→ Exercise description:
Where a line contains the word "your", copy that line in full.

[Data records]
◇ ◇ ◇ ◇

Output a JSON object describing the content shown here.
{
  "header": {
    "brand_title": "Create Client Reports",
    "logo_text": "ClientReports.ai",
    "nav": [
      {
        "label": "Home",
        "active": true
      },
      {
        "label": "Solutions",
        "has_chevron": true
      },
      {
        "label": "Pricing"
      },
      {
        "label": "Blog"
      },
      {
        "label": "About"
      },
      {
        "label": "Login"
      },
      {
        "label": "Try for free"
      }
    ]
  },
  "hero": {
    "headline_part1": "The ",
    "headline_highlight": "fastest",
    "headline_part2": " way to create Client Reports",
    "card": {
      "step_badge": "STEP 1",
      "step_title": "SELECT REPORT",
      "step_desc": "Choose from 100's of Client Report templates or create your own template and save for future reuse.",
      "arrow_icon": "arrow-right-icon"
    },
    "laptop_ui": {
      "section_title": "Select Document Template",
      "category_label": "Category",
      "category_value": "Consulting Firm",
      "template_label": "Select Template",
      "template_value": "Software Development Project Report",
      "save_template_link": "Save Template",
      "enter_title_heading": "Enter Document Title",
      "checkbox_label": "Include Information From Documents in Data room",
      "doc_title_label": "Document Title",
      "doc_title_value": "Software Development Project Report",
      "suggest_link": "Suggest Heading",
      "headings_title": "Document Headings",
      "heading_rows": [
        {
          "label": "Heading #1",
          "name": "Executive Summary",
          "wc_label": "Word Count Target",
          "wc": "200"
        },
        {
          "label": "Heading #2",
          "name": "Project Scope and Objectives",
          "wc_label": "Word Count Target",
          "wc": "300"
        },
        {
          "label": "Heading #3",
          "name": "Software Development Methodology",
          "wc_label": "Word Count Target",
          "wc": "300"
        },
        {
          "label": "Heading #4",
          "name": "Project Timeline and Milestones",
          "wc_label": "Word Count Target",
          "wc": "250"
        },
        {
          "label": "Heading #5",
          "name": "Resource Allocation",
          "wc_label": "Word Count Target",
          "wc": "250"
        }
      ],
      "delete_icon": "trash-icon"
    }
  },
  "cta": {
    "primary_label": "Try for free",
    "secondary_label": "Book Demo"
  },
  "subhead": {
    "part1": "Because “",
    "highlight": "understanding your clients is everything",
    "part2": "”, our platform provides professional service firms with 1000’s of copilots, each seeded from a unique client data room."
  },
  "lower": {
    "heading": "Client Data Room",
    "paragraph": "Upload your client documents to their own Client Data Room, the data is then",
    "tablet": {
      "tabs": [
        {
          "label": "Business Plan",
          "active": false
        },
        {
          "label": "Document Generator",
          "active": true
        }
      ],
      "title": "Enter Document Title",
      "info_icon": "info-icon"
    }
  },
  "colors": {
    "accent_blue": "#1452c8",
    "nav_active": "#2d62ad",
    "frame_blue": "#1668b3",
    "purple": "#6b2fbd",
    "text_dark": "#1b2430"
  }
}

◇ ◇ ◇ ◇

→ Solution for this task:
      "step_desc": "Choose from 100's of Client Report templates or create your own template and save for future reuse.",
    "highlight": "understanding your clients is everything",
    "paragraph": "Upload your client documents to their own Client Data Room, the data is then",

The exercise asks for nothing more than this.